* **Task to carry out**:
Return each line of the records holding the string "symbol".

* **Source data**:
============================================================

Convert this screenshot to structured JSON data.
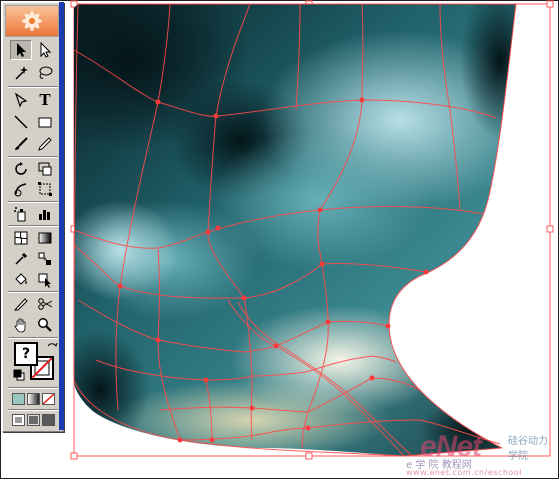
{
  "app": {
    "name": "Adobe Illustrator",
    "panel": "tools-palette"
  },
  "tools": [
    {
      "id": "selection",
      "icon": "selection-arrow-icon",
      "selected": true
    },
    {
      "id": "direct-selection",
      "icon": "direct-selection-icon"
    },
    {
      "id": "magic-wand",
      "icon": "magic-wand-icon"
    },
    {
      "id": "lasso",
      "icon": "lasso-icon"
    },
    {
      "id": "pen",
      "icon": "pen-icon"
    },
    {
      "id": "type",
      "icon": "type-tool-icon",
      "glyph": "T"
    },
    {
      "id": "line",
      "icon": "line-segment-icon"
    },
    {
      "id": "rectangle",
      "icon": "rectangle-icon"
    },
    {
      "id": "paintbrush",
      "icon": "paintbrush-icon"
    },
    {
      "id": "pencil",
      "icon": "pencil-icon"
    },
    {
      "id": "rotate",
      "icon": "rotate-icon"
    },
    {
      "id": "scale",
      "icon": "scale-icon"
    },
    {
      "id": "warp",
      "icon": "warp-icon"
    },
    {
      "id": "free-transform",
      "icon": "free-transform-icon"
    },
    {
      "id": "symbol-sprayer",
      "icon": "symbol-sprayer-icon"
    },
    {
      "id": "column-graph",
      "icon": "column-graph-icon"
    },
    {
      "id": "mesh",
      "icon": "mesh-icon"
    },
    {
      "id": "gradient",
      "icon": "gradient-icon"
    },
    {
      "id": "eyedropper",
      "icon": "eyedropper-icon"
    },
    {
      "id": "blend",
      "icon": "blend-icon"
    },
    {
      "id": "live-paint-bucket",
      "icon": "live-paint-bucket-icon"
    },
    {
      "id": "live-paint-selection",
      "icon": "live-paint-selection-icon"
    },
    {
      "id": "slice",
      "icon": "slice-icon"
    },
    {
      "id": "scissors",
      "icon": "scissors-icon"
    },
    {
      "id": "hand",
      "icon": "hand-icon"
    },
    {
      "id": "zoom",
      "icon": "zoom-icon"
    }
  ],
  "fill_stroke": {
    "fill_label": "?",
    "fill_icon": "fill-unknown-icon",
    "stroke_icon": "stroke-none-icon",
    "swap_icon": "swap-fill-stroke-icon",
    "default_icon": "default-fill-stroke-icon"
  },
  "color_modes": [
    "color-mode-icon",
    "gradient-mode-icon",
    "none-mode-icon"
  ],
  "screen_modes": [
    "standard-screen-mode-icon",
    "full-screen-menu-mode-icon",
    "full-screen-mode-icon"
  ],
  "colors": {
    "mesh_line": "#ff4a4a",
    "art_dark": "#08222a",
    "art_mid": "#2d7c86",
    "art_light": "#9fd4dc",
    "art_highlight": "#eef4e6",
    "toolbox_bg": "#d4d0c8",
    "toolbox_accent": "#1d3bb0"
  },
  "watermark": {
    "brand": "eNet",
    "chinese": "硅谷动力 学院",
    "sub": "e 学 院 教程网",
    "url": "www.enet.com.cn/eschool"
  }
}
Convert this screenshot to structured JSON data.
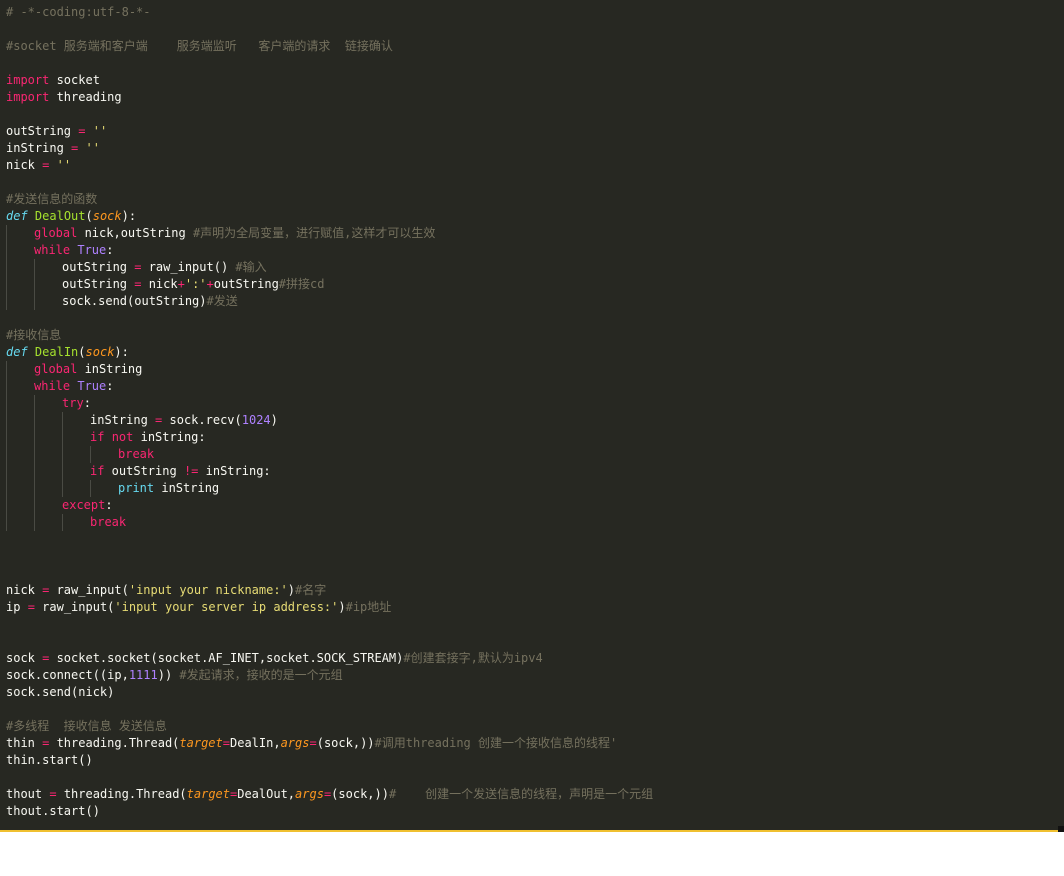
{
  "editor": {
    "theme": "monokai",
    "colors": {
      "background": "#272822",
      "comment": "#75715e",
      "keyword": "#f92672",
      "builtin": "#66d9ef",
      "function": "#a6e22e",
      "parameter": "#fd971f",
      "string": "#e6db74",
      "number": "#ae81ff",
      "text": "#f8f8f2",
      "bottom_rule": "#f0c030"
    },
    "lines": [
      {
        "indent": 0,
        "tokens": [
          {
            "t": "comment",
            "v": "# -*-coding:utf-8-*-"
          }
        ]
      },
      {
        "indent": 0,
        "tokens": []
      },
      {
        "indent": 0,
        "tokens": [
          {
            "t": "comment",
            "v": "#socket 服务端和客户端    服务端监听   客户端的请求  链接确认"
          }
        ]
      },
      {
        "indent": 0,
        "tokens": []
      },
      {
        "indent": 0,
        "tokens": [
          {
            "t": "keyword",
            "v": "import"
          },
          {
            "t": "plain",
            "v": " socket"
          }
        ]
      },
      {
        "indent": 0,
        "tokens": [
          {
            "t": "keyword",
            "v": "import"
          },
          {
            "t": "plain",
            "v": " threading"
          }
        ]
      },
      {
        "indent": 0,
        "tokens": []
      },
      {
        "indent": 0,
        "tokens": [
          {
            "t": "plain",
            "v": "outString "
          },
          {
            "t": "operator",
            "v": "="
          },
          {
            "t": "plain",
            "v": " "
          },
          {
            "t": "string",
            "v": "''"
          }
        ]
      },
      {
        "indent": 0,
        "tokens": [
          {
            "t": "plain",
            "v": "inString "
          },
          {
            "t": "operator",
            "v": "="
          },
          {
            "t": "plain",
            "v": " "
          },
          {
            "t": "string",
            "v": "''"
          }
        ]
      },
      {
        "indent": 0,
        "tokens": [
          {
            "t": "plain",
            "v": "nick "
          },
          {
            "t": "operator",
            "v": "="
          },
          {
            "t": "plain",
            "v": " "
          },
          {
            "t": "string",
            "v": "''"
          }
        ]
      },
      {
        "indent": 0,
        "tokens": []
      },
      {
        "indent": 0,
        "tokens": [
          {
            "t": "comment",
            "v": "#发送信息的函数"
          }
        ]
      },
      {
        "indent": 0,
        "tokens": [
          {
            "t": "defkw",
            "v": "def"
          },
          {
            "t": "plain",
            "v": " "
          },
          {
            "t": "fname",
            "v": "DealOut"
          },
          {
            "t": "plain",
            "v": "("
          },
          {
            "t": "param",
            "v": "sock"
          },
          {
            "t": "plain",
            "v": "):"
          }
        ]
      },
      {
        "indent": 1,
        "tokens": [
          {
            "t": "keyword",
            "v": "global"
          },
          {
            "t": "plain",
            "v": " nick,outString "
          },
          {
            "t": "comment",
            "v": "#声明为全局变量，进行赋值,这样才可以生效"
          }
        ]
      },
      {
        "indent": 1,
        "tokens": [
          {
            "t": "keyword",
            "v": "while"
          },
          {
            "t": "plain",
            "v": " "
          },
          {
            "t": "const",
            "v": "True"
          },
          {
            "t": "plain",
            "v": ":"
          }
        ]
      },
      {
        "indent": 2,
        "tokens": [
          {
            "t": "plain",
            "v": "outString "
          },
          {
            "t": "operator",
            "v": "="
          },
          {
            "t": "plain",
            "v": " raw_input() "
          },
          {
            "t": "comment",
            "v": "#输入"
          }
        ]
      },
      {
        "indent": 2,
        "tokens": [
          {
            "t": "plain",
            "v": "outString "
          },
          {
            "t": "operator",
            "v": "="
          },
          {
            "t": "plain",
            "v": " nick"
          },
          {
            "t": "operator",
            "v": "+"
          },
          {
            "t": "string",
            "v": "':'"
          },
          {
            "t": "operator",
            "v": "+"
          },
          {
            "t": "plain",
            "v": "outString"
          },
          {
            "t": "comment",
            "v": "#拼接cd"
          }
        ]
      },
      {
        "indent": 2,
        "tokens": [
          {
            "t": "plain",
            "v": "sock.send(outString)"
          },
          {
            "t": "comment",
            "v": "#发送"
          }
        ]
      },
      {
        "indent": 0,
        "tokens": []
      },
      {
        "indent": 0,
        "tokens": [
          {
            "t": "comment",
            "v": "#接收信息"
          }
        ]
      },
      {
        "indent": 0,
        "tokens": [
          {
            "t": "defkw",
            "v": "def"
          },
          {
            "t": "plain",
            "v": " "
          },
          {
            "t": "fname",
            "v": "DealIn"
          },
          {
            "t": "plain",
            "v": "("
          },
          {
            "t": "param",
            "v": "sock"
          },
          {
            "t": "plain",
            "v": "):"
          }
        ]
      },
      {
        "indent": 1,
        "tokens": [
          {
            "t": "keyword",
            "v": "global"
          },
          {
            "t": "plain",
            "v": " inString"
          }
        ]
      },
      {
        "indent": 1,
        "tokens": [
          {
            "t": "keyword",
            "v": "while"
          },
          {
            "t": "plain",
            "v": " "
          },
          {
            "t": "const",
            "v": "True"
          },
          {
            "t": "plain",
            "v": ":"
          }
        ]
      },
      {
        "indent": 2,
        "tokens": [
          {
            "t": "keyword",
            "v": "try"
          },
          {
            "t": "plain",
            "v": ":"
          }
        ]
      },
      {
        "indent": 3,
        "tokens": [
          {
            "t": "plain",
            "v": "inString "
          },
          {
            "t": "operator",
            "v": "="
          },
          {
            "t": "plain",
            "v": " sock.recv("
          },
          {
            "t": "number",
            "v": "1024"
          },
          {
            "t": "plain",
            "v": ")"
          }
        ]
      },
      {
        "indent": 3,
        "tokens": [
          {
            "t": "keyword",
            "v": "if"
          },
          {
            "t": "plain",
            "v": " "
          },
          {
            "t": "keyword",
            "v": "not"
          },
          {
            "t": "plain",
            "v": " inString:"
          }
        ]
      },
      {
        "indent": 4,
        "tokens": [
          {
            "t": "keyword",
            "v": "break"
          }
        ]
      },
      {
        "indent": 3,
        "tokens": [
          {
            "t": "keyword",
            "v": "if"
          },
          {
            "t": "plain",
            "v": " outString "
          },
          {
            "t": "operator",
            "v": "!="
          },
          {
            "t": "plain",
            "v": " inString:"
          }
        ]
      },
      {
        "indent": 4,
        "tokens": [
          {
            "t": "builtin",
            "v": "print"
          },
          {
            "t": "plain",
            "v": " inString"
          }
        ]
      },
      {
        "indent": 2,
        "tokens": [
          {
            "t": "keyword",
            "v": "except"
          },
          {
            "t": "plain",
            "v": ":"
          }
        ]
      },
      {
        "indent": 3,
        "tokens": [
          {
            "t": "keyword",
            "v": "break"
          }
        ]
      },
      {
        "indent": 0,
        "tokens": []
      },
      {
        "indent": 0,
        "tokens": []
      },
      {
        "indent": 0,
        "tokens": []
      },
      {
        "indent": 0,
        "tokens": [
          {
            "t": "plain",
            "v": "nick "
          },
          {
            "t": "operator",
            "v": "="
          },
          {
            "t": "plain",
            "v": " raw_input("
          },
          {
            "t": "string",
            "v": "'input your nickname:'"
          },
          {
            "t": "plain",
            "v": ")"
          },
          {
            "t": "comment",
            "v": "#名字"
          }
        ]
      },
      {
        "indent": 0,
        "tokens": [
          {
            "t": "plain",
            "v": "ip "
          },
          {
            "t": "operator",
            "v": "="
          },
          {
            "t": "plain",
            "v": " raw_input("
          },
          {
            "t": "string",
            "v": "'input your server ip address:'"
          },
          {
            "t": "plain",
            "v": ")"
          },
          {
            "t": "comment",
            "v": "#ip地址"
          }
        ]
      },
      {
        "indent": 0,
        "tokens": []
      },
      {
        "indent": 0,
        "tokens": []
      },
      {
        "indent": 0,
        "tokens": [
          {
            "t": "plain",
            "v": "sock "
          },
          {
            "t": "operator",
            "v": "="
          },
          {
            "t": "plain",
            "v": " socket.socket(socket.AF_INET,socket.SOCK_STREAM)"
          },
          {
            "t": "comment",
            "v": "#创建套接字,默认为ipv4"
          }
        ]
      },
      {
        "indent": 0,
        "tokens": [
          {
            "t": "plain",
            "v": "sock.connect((ip,"
          },
          {
            "t": "number",
            "v": "1111"
          },
          {
            "t": "plain",
            "v": ")) "
          },
          {
            "t": "comment",
            "v": "#发起请求，接收的是一个元组"
          }
        ]
      },
      {
        "indent": 0,
        "tokens": [
          {
            "t": "plain",
            "v": "sock.send(nick)"
          }
        ]
      },
      {
        "indent": 0,
        "tokens": []
      },
      {
        "indent": 0,
        "tokens": [
          {
            "t": "comment",
            "v": "#多线程  接收信息 发送信息"
          }
        ]
      },
      {
        "indent": 0,
        "tokens": [
          {
            "t": "plain",
            "v": "thin "
          },
          {
            "t": "operator",
            "v": "="
          },
          {
            "t": "plain",
            "v": " threading.Thread("
          },
          {
            "t": "param",
            "v": "target"
          },
          {
            "t": "operator",
            "v": "="
          },
          {
            "t": "plain",
            "v": "DealIn,"
          },
          {
            "t": "param",
            "v": "args"
          },
          {
            "t": "operator",
            "v": "="
          },
          {
            "t": "plain",
            "v": "(sock,))"
          },
          {
            "t": "comment",
            "v": "#调用threading 创建一个接收信息的线程'"
          }
        ]
      },
      {
        "indent": 0,
        "tokens": [
          {
            "t": "plain",
            "v": "thin.start()"
          }
        ]
      },
      {
        "indent": 0,
        "tokens": []
      },
      {
        "indent": 0,
        "tokens": [
          {
            "t": "plain",
            "v": "thout "
          },
          {
            "t": "operator",
            "v": "="
          },
          {
            "t": "plain",
            "v": " threading.Thread("
          },
          {
            "t": "param",
            "v": "target"
          },
          {
            "t": "operator",
            "v": "="
          },
          {
            "t": "plain",
            "v": "DealOut,"
          },
          {
            "t": "param",
            "v": "args"
          },
          {
            "t": "operator",
            "v": "="
          },
          {
            "t": "plain",
            "v": "(sock,))"
          },
          {
            "t": "comment",
            "v": "#    创建一个发送信息的线程，声明是一个元组"
          }
        ]
      },
      {
        "indent": 0,
        "tokens": [
          {
            "t": "plain",
            "v": "thout.start()"
          }
        ]
      }
    ]
  }
}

============================================================

* **Exercise output**:
      "id": "symbol-sprayer",
      "icon": "symbol-sprayer-icon"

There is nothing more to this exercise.